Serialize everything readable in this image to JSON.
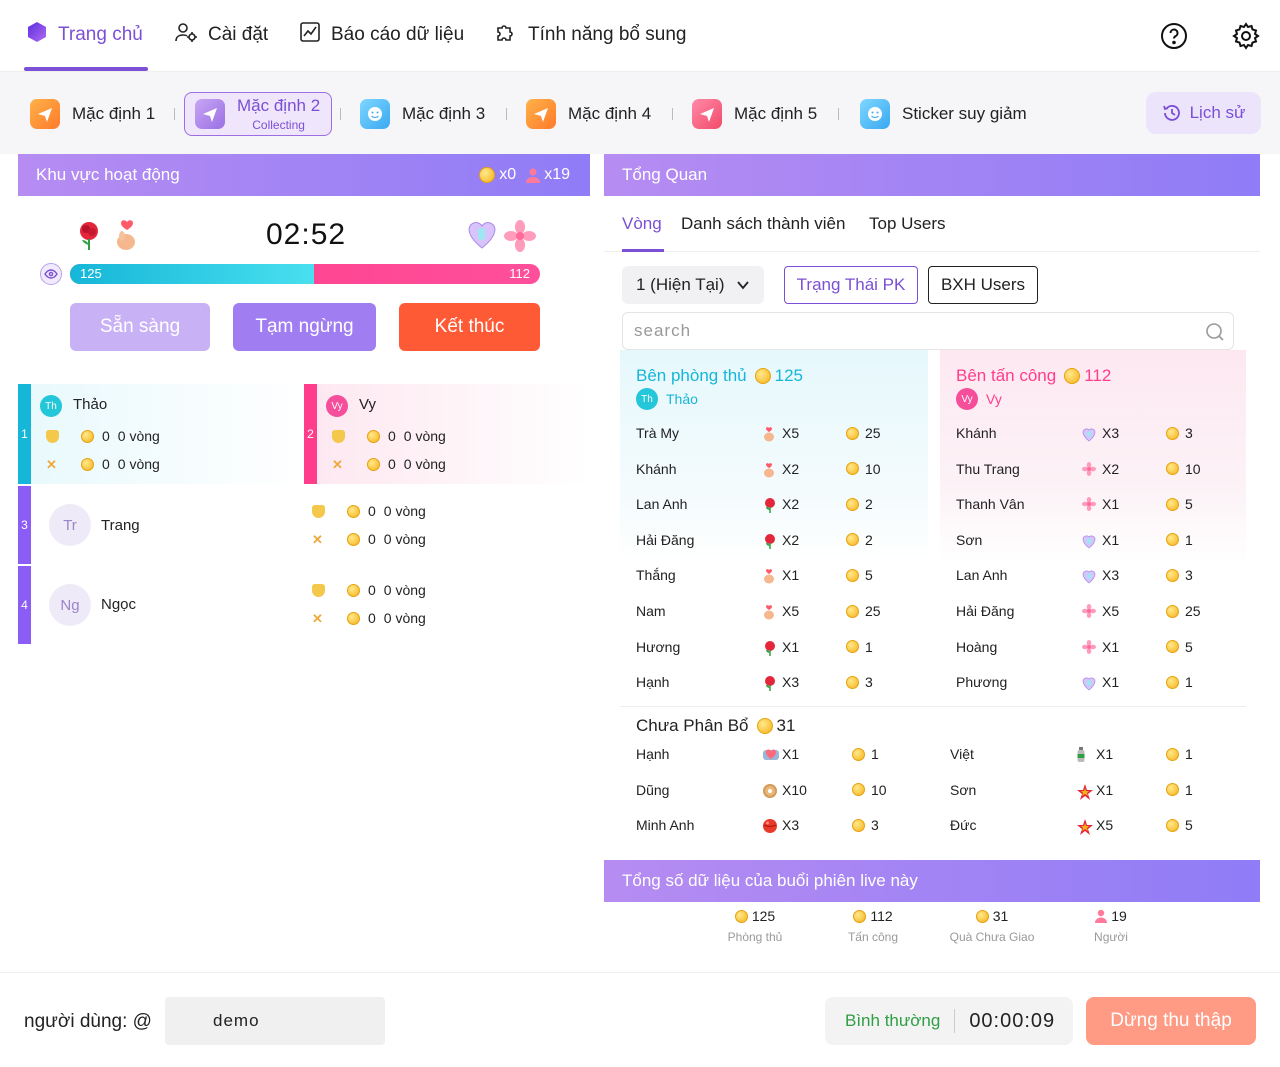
{
  "nav": {
    "home": "Trang chủ",
    "settings": "Cài đặt",
    "report": "Báo cáo dữ liệu",
    "extras": "Tính năng bổ sung"
  },
  "presets": {
    "p1": "Mặc định 1",
    "p2": "Mặc định 2",
    "p2_status": "Collecting",
    "p3": "Mặc định 3",
    "p4": "Mặc định 4",
    "p5": "Mặc định 5",
    "p6": "Sticker suy giảm",
    "history": "Lịch sử"
  },
  "activity": {
    "title": "Khu vực hoạt động",
    "coins": "x0",
    "users": "x19",
    "timer": "02:52",
    "left_score": "125",
    "right_score": "112",
    "left_fraction": 0.52,
    "btn_ready": "Sẵn sàng",
    "btn_pause": "Tạm ngừng",
    "btn_end": "Kết thúc"
  },
  "players": [
    {
      "num": "1",
      "name": "Thảo",
      "initials": "Th",
      "def": "0",
      "def_rounds": "0 vòng",
      "atk": "0",
      "atk_rounds": "0 vòng"
    },
    {
      "num": "2",
      "name": "Vy",
      "initials": "Vy",
      "def": "0",
      "def_rounds": "0 vòng",
      "atk": "0",
      "atk_rounds": "0 vòng"
    },
    {
      "num": "3",
      "name": "Trang",
      "initials": "Tr",
      "def": "0",
      "def_rounds": "0 vòng",
      "atk": "0",
      "atk_rounds": "0 vòng"
    },
    {
      "num": "4",
      "name": "Ngọc",
      "initials": "Ng",
      "def": "0",
      "def_rounds": "0 vòng",
      "atk": "0",
      "atk_rounds": "0 vòng"
    }
  ],
  "overview": {
    "title": "Tổng Quan",
    "tab_round": "Vòng",
    "tab_members": "Danh sách thành viên",
    "tab_top": "Top Users",
    "round_select": "1 (Hiện Tại)",
    "btn_pk": "Trạng Thái PK",
    "btn_rank": "BXH Users",
    "search_placeholder": "search",
    "defense_title": "Bên phòng thủ",
    "defense_total": "125",
    "defense_host": "Thảo",
    "defense_host_initials": "Th",
    "attack_title": "Bên tấn công",
    "attack_total": "112",
    "attack_host": "Vy",
    "attack_host_initials": "Vy"
  },
  "defense_rows": [
    {
      "name": "Trà My",
      "gift": "finger-heart",
      "qty": "X5",
      "coins": "25"
    },
    {
      "name": "Khánh",
      "gift": "finger-heart",
      "qty": "X2",
      "coins": "10"
    },
    {
      "name": "Lan Anh",
      "gift": "rose",
      "qty": "X2",
      "coins": "2"
    },
    {
      "name": "Hải Đăng",
      "gift": "rose",
      "qty": "X2",
      "coins": "2"
    },
    {
      "name": "Thắng",
      "gift": "finger-heart",
      "qty": "X1",
      "coins": "5"
    },
    {
      "name": "Nam",
      "gift": "finger-heart",
      "qty": "X5",
      "coins": "25"
    },
    {
      "name": "Hương",
      "gift": "rose",
      "qty": "X1",
      "coins": "1"
    },
    {
      "name": "Hạnh",
      "gift": "rose",
      "qty": "X3",
      "coins": "3"
    }
  ],
  "attack_rows": [
    {
      "name": "Khánh",
      "gift": "heart-hand",
      "qty": "X3",
      "coins": "3"
    },
    {
      "name": "Thu Trang",
      "gift": "flower",
      "qty": "X2",
      "coins": "10"
    },
    {
      "name": "Thanh Vân",
      "gift": "flower",
      "qty": "X1",
      "coins": "5"
    },
    {
      "name": "Sơn",
      "gift": "heart-hand",
      "qty": "X1",
      "coins": "1"
    },
    {
      "name": "Lan Anh",
      "gift": "heart-hand",
      "qty": "X3",
      "coins": "3"
    },
    {
      "name": "Hải Đăng",
      "gift": "flower",
      "qty": "X5",
      "coins": "25"
    },
    {
      "name": "Hoàng",
      "gift": "flower",
      "qty": "X1",
      "coins": "5"
    },
    {
      "name": "Phương",
      "gift": "heart-hand",
      "qty": "X1",
      "coins": "1"
    }
  ],
  "unassigned": {
    "title": "Chưa Phân Bổ",
    "total": "31",
    "left": [
      {
        "name": "Hạnh",
        "gift": "heart-box",
        "qty": "X1",
        "coins": "1"
      },
      {
        "name": "Dũng",
        "gift": "donut",
        "qty": "X10",
        "coins": "10"
      },
      {
        "name": "Minh Anh",
        "gift": "ball",
        "qty": "X3",
        "coins": "3"
      }
    ],
    "right": [
      {
        "name": "Việt",
        "gift": "bottle",
        "qty": "X1",
        "coins": "1"
      },
      {
        "name": "Sơn",
        "gift": "star",
        "qty": "X1",
        "coins": "1"
      },
      {
        "name": "Đức",
        "gift": "star",
        "qty": "X5",
        "coins": "5"
      }
    ]
  },
  "session": {
    "title": "Tổng số dữ liệu của buổi phiên live này",
    "defense_value": "125",
    "defense_label": "Phòng thủ",
    "attack_value": "112",
    "attack_label": "Tấn công",
    "unsent_value": "31",
    "unsent_label": "Quà Chưa Giao",
    "people_value": "19",
    "people_label": "Người"
  },
  "footer": {
    "user_label": "người dùng: @",
    "username": "demo",
    "mode": "Bình thường",
    "elapsed": "00:00:09",
    "stop_btn": "Dừng thu thập"
  },
  "colors": {
    "accent": "#7b4fd6",
    "defense": "#16b6d8",
    "attack": "#ff3d8b",
    "end_button": "#ff5a36"
  }
}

# # # # #

### EXERCISE INSTRUCTIONS
Transcribe the preceding listing in its entirety and with exact wording, leaving out pictures.

### COMPLETE ANSWER
Serialize everything readable in this image to JSON.
{
  "nav": {
    "home": "Trang chủ",
    "settings": "Cài đặt",
    "report": "Báo cáo dữ liệu",
    "extras": "Tính năng bổ sung"
  },
  "presets": {
    "p1": "Mặc định 1",
    "p2": "Mặc định 2",
    "p2_status": "Collecting",
    "p3": "Mặc định 3",
    "p4": "Mặc định 4",
    "p5": "Mặc định 5",
    "p6": "Sticker suy giảm",
    "history": "Lịch sử"
  },
  "activity": {
    "title": "Khu vực hoạt động",
    "coins": "x0",
    "users": "x19",
    "timer": "02:52",
    "left_score": "125",
    "right_score": "112",
    "left_fraction": 0.52,
    "btn_ready": "Sẵn sàng",
    "btn_pause": "Tạm ngừng",
    "btn_end": "Kết thúc"
  },
  "players": [
    {
      "num": "1",
      "name": "Thảo",
      "initials": "Th",
      "def": "0",
      "def_rounds": "0 vòng",
      "atk": "0",
      "atk_rounds": "0 vòng"
    },
    {
      "num": "2",
      "name": "Vy",
      "initials": "Vy",
      "def": "0",
      "def_rounds": "0 vòng",
      "atk": "0",
      "atk_rounds": "0 vòng"
    },
    {
      "num": "3",
      "name": "Trang",
      "initials": "Tr",
      "def": "0",
      "def_rounds": "0 vòng",
      "atk": "0",
      "atk_rounds": "0 vòng"
    },
    {
      "num": "4",
      "name": "Ngọc",
      "initials": "Ng",
      "def": "0",
      "def_rounds": "0 vòng",
      "atk": "0",
      "atk_rounds": "0 vòng"
    }
  ],
  "overview": {
    "title": "Tổng Quan",
    "tab_round": "Vòng",
    "tab_members": "Danh sách thành viên",
    "tab_top": "Top Users",
    "round_select": "1 (Hiện Tại)",
    "btn_pk": "Trạng Thái PK",
    "btn_rank": "BXH Users",
    "search_placeholder": "search",
    "defense_title": "Bên phòng thủ",
    "defense_total": "125",
    "defense_host": "Thảo",
    "defense_host_initials": "Th",
    "attack_title": "Bên tấn công",
    "attack_total": "112",
    "attack_host": "Vy",
    "attack_host_initials": "Vy"
  },
  "defense_rows": [
    {
      "name": "Trà My",
      "gift": "finger-heart",
      "qty": "X5",
      "coins": "25"
    },
    {
      "name": "Khánh",
      "gift": "finger-heart",
      "qty": "X2",
      "coins": "10"
    },
    {
      "name": "Lan Anh",
      "gift": "rose",
      "qty": "X2",
      "coins": "2"
    },
    {
      "name": "Hải Đăng",
      "gift": "rose",
      "qty": "X2",
      "coins": "2"
    },
    {
      "name": "Thắng",
      "gift": "finger-heart",
      "qty": "X1",
      "coins": "5"
    },
    {
      "name": "Nam",
      "gift": "finger-heart",
      "qty": "X5",
      "coins": "25"
    },
    {
      "name": "Hương",
      "gift": "rose",
      "qty": "X1",
      "coins": "1"
    },
    {
      "name": "Hạnh",
      "gift": "rose",
      "qty": "X3",
      "coins": "3"
    }
  ],
  "attack_rows": [
    {
      "name": "Khánh",
      "gift": "heart-hand",
      "qty": "X3",
      "coins": "3"
    },
    {
      "name": "Thu Trang",
      "gift": "flower",
      "qty": "X2",
      "coins": "10"
    },
    {
      "name": "Thanh Vân",
      "gift": "flower",
      "qty": "X1",
      "coins": "5"
    },
    {
      "name": "Sơn",
      "gift": "heart-hand",
      "qty": "X1",
      "coins": "1"
    },
    {
      "name": "Lan Anh",
      "gift": "heart-hand",
      "qty": "X3",
      "coins": "3"
    },
    {
      "name": "Hải Đăng",
      "gift": "flower",
      "qty": "X5",
      "coins": "25"
    },
    {
      "name": "Hoàng",
      "gift": "flower",
      "qty": "X1",
      "coins": "5"
    },
    {
      "name": "Phương",
      "gift": "heart-hand",
      "qty": "X1",
      "coins": "1"
    }
  ],
  "unassigned": {
    "title": "Chưa Phân Bổ",
    "total": "31",
    "left": [
      {
        "name": "Hạnh",
        "gift": "heart-box",
        "qty": "X1",
        "coins": "1"
      },
      {
        "name": "Dũng",
        "gift": "donut",
        "qty": "X10",
        "coins": "10"
      },
      {
        "name": "Minh Anh",
        "gift": "ball",
        "qty": "X3",
        "coins": "3"
      }
    ],
    "right": [
      {
        "name": "Việt",
        "gift": "bottle",
        "qty": "X1",
        "coins": "1"
      },
      {
        "name": "Sơn",
        "gift": "star",
        "qty": "X1",
        "coins": "1"
      },
      {
        "name": "Đức",
        "gift": "star",
        "qty": "X5",
        "coins": "5"
      }
    ]
  },
  "session": {
    "title": "Tổng số dữ liệu của buổi phiên live này",
    "defense_value": "125",
    "defense_label": "Phòng thủ",
    "attack_value": "112",
    "attack_label": "Tấn công",
    "unsent_value": "31",
    "unsent_label": "Quà Chưa Giao",
    "people_value": "19",
    "people_label": "Người"
  },
  "footer": {
    "user_label": "người dùng: @",
    "username": "demo",
    "mode": "Bình thường",
    "elapsed": "00:00:09",
    "stop_btn": "Dừng thu thập"
  },
  "colors": {
    "accent": "#7b4fd6",
    "defense": "#16b6d8",
    "attack": "#ff3d8b",
    "end_button": "#ff5a36"
  }
}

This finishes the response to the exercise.